:: Listing ::
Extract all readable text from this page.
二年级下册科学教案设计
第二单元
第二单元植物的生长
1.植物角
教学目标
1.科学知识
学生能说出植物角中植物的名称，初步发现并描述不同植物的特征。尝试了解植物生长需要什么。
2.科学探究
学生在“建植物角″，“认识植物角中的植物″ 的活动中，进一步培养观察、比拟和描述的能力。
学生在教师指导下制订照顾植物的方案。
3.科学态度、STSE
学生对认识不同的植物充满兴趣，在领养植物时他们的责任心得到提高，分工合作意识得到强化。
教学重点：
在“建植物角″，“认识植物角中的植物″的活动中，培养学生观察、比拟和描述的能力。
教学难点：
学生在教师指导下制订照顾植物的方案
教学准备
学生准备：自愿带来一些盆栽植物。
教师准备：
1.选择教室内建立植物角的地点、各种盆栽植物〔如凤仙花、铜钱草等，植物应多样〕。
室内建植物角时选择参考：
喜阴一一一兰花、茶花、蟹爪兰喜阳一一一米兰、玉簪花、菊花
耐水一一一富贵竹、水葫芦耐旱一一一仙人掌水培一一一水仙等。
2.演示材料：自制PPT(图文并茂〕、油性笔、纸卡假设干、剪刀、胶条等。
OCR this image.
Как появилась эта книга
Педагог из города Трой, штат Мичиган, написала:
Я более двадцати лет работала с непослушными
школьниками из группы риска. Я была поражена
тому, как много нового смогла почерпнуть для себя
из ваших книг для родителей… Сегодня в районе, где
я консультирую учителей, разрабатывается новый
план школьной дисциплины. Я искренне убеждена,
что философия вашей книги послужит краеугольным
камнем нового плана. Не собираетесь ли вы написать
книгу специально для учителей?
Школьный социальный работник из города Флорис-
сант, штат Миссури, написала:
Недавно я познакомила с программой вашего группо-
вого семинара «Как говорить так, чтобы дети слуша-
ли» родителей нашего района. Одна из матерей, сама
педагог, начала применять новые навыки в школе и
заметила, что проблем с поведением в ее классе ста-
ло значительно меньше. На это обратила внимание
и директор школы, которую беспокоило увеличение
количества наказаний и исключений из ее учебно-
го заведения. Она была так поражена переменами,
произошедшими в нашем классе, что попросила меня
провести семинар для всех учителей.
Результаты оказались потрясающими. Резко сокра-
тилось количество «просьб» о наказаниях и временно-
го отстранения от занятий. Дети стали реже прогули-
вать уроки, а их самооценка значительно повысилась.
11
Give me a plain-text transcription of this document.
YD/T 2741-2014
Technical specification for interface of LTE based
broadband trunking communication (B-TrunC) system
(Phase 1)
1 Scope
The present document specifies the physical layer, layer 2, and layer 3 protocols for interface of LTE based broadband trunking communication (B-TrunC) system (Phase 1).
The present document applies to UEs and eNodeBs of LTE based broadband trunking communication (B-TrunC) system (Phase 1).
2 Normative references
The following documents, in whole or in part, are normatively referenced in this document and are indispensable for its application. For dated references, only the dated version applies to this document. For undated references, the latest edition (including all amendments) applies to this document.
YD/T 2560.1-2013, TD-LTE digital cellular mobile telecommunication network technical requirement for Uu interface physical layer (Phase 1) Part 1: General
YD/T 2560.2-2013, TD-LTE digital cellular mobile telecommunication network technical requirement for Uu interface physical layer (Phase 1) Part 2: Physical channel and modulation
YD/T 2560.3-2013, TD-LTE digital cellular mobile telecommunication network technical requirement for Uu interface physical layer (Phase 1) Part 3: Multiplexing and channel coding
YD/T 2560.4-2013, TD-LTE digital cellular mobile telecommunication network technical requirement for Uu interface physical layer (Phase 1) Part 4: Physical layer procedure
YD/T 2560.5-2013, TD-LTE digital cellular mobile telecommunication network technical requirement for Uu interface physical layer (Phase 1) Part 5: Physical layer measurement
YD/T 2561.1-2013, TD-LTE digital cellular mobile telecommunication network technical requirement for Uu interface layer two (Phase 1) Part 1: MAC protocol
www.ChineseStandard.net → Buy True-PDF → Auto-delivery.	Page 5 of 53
:::
Task objective: Write the listing out again, exactly as it reads.

Full solution:
Extract all readable text from this page.
二年级下册科学教案设计
第二单元
第二单元植物的生长
1.植物角
教学目标
1.科学知识
学生能说出植物角中植物的名称，初步发现并描述不同植物的特征。尝试了解植物生长需要什么。
2.科学探究
学生在“建植物角″，“认识植物角中的植物″ 的活动中，进一步培养观察、比拟和描述的能力。
学生在教师指导下制订照顾植物的方案。
3.科学态度、STSE
学生对认识不同的植物充满兴趣，在领养植物时他们的责任心得到提高，分工合作意识得到强化。
教学重点：
在“建植物角″，“认识植物角中的植物″的活动中，培养学生观察、比拟和描述的能力。
教学难点：
学生在教师指导下制订照顾植物的方案
教学准备
学生准备：自愿带来一些盆栽植物。
教师准备：
1.选择教室内建立植物角的地点、各种盆栽植物〔如凤仙花、铜钱草等，植物应多样〕。
室内建植物角时选择参考：
喜阴一一一兰花、茶花、蟹爪兰喜阳一一一米兰、玉簪花、菊花
耐水一一一富贵竹、水葫芦耐旱一一一仙人掌水培一一一水仙等。
2.演示材料：自制PPT(图文并茂〕、油性笔、纸卡假设干、剪刀、胶条等。
OCR this image.
Как появилась эта книга
Педагог из города Трой, штат Мичиган, написала:
Я более двадцати лет работала с непослушными
школьниками из группы риска. Я была поражена
тому, как много нового смогла почерпнуть для себя
из ваших книг для родителей… Сегодня в районе, где
я консультирую учителей, разрабатывается новый
план школьной дисциплины. Я искренне убеждена,
что философия вашей книги послужит краеугольным
камнем нового плана. Не собираетесь ли вы написать
книгу специально для учителей?
Школьный социальный работник из города Флорис-
сант, штат Миссури, написала:
Недавно я познакомила с программой вашего группо-
вого семинара «Как говорить так, чтобы дети слуша-
ли» родителей нашего района. Одна из матерей, сама
педагог, начала применять новые навыки в школе и
заметила, что проблем с поведением в ее классе ста-
ло значительно меньше. На это обратила внимание
и директор школы, которую беспокоило увеличение
количества наказаний и исключений из ее учебно-
го заведения. Она была так поражена переменами,
произошедшими в нашем классе, что попросила меня
провести семинар для всех учителей.
Результаты оказались потрясающими. Резко сокра-
тилось количество «просьб» о наказаниях и временно-
го отстранения от занятий. Дети стали реже прогули-
вать уроки, а их самооценка значительно повысилась.
11
Give me a plain-text transcription of this document.
YD/T 2741-2014
Technical specification for interface of LTE based
broadband trunking communication (B-TrunC) system
(Phase 1)
1 Scope
The present document specifies the physical layer, layer 2, and layer 3 protocols for interface of LTE based broadband trunking communication (B-TrunC) system (Phase 1).
The present document applies to UEs and eNodeBs of LTE based broadband trunking communication (B-TrunC) system (Phase 1).
2 Normative references
The following documents, in whole or in part, are normatively referenced in this document and are indispensable for its application. For dated references, only the dated version applies to this document. For undated references, the latest edition (including all amendments) applies to this document.
YD/T 2560.1-2013, TD-LTE digital cellular mobile telecommunication network technical requirement for Uu interface physical layer (Phase 1) Part 1: General
YD/T 2560.2-2013, TD-LTE digital cellular mobile telecommunication network technical requirement for Uu interface physical layer (Phase 1) Part 2: Physical channel and modulation
YD/T 2560.3-2013, TD-LTE digital cellular mobile telecommunication network technical requirement for Uu interface physical layer (Phase 1) Part 3: Multiplexing and channel coding
YD/T 2560.4-2013, TD-LTE digital cellular mobile telecommunication network technical requirement for Uu interface physical layer (Phase 1) Part 4: Physical layer procedure
YD/T 2560.5-2013, TD-LTE digital cellular mobile telecommunication network technical requirement for Uu interface physical layer (Phase 1) Part 5: Physical layer measurement
YD/T 2561.1-2013, TD-LTE digital cellular mobile telecommunication network technical requirement for Uu interface layer two (Phase 1) Part 1: MAC protocol
www.ChineseStandard.net → Buy True-PDF → Auto-delivery.	Page 5 of 53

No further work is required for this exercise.